Information given:
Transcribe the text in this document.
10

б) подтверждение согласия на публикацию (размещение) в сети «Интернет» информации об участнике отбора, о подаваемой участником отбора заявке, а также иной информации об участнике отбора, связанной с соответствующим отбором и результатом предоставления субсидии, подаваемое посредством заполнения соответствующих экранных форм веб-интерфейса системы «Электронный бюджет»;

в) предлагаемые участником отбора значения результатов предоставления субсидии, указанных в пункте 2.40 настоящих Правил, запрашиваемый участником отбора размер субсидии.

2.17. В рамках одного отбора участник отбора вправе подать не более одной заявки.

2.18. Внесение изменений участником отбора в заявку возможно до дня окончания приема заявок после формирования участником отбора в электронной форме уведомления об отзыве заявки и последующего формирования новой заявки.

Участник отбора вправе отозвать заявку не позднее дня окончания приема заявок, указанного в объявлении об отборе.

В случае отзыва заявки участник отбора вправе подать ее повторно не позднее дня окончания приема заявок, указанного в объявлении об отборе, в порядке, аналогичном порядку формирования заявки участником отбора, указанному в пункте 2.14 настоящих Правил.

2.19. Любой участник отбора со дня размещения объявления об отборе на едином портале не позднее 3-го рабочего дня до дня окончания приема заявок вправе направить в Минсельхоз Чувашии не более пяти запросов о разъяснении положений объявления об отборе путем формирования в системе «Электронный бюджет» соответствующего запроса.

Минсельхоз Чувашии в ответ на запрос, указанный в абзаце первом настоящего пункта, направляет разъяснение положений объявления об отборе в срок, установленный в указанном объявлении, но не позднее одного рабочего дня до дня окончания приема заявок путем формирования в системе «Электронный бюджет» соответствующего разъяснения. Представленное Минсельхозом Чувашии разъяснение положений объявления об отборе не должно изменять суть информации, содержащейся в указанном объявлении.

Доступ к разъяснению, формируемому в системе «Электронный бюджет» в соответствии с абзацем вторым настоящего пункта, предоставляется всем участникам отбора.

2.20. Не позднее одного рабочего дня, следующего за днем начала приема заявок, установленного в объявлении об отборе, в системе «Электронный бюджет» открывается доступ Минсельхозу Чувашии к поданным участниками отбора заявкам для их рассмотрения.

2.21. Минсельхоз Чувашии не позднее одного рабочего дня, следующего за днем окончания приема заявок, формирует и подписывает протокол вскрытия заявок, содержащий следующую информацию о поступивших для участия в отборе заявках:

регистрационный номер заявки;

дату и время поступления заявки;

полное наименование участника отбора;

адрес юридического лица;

Stated task:
Look through the records and gather each line with the word "указанного".

Complete answer:
Участник отбора вправе отозвать заявку не позднее дня окончания приема заявок, указанного в объявлении об отборе.
В случае отзыва заявки участник отбора вправе подать ее повторно не позднее дня окончания приема заявок, указанного в объявлении об отборе, в порядке, аналогичном порядку формирования заявки участником отбора, указанному в пункте 2.14 настоящих Правил.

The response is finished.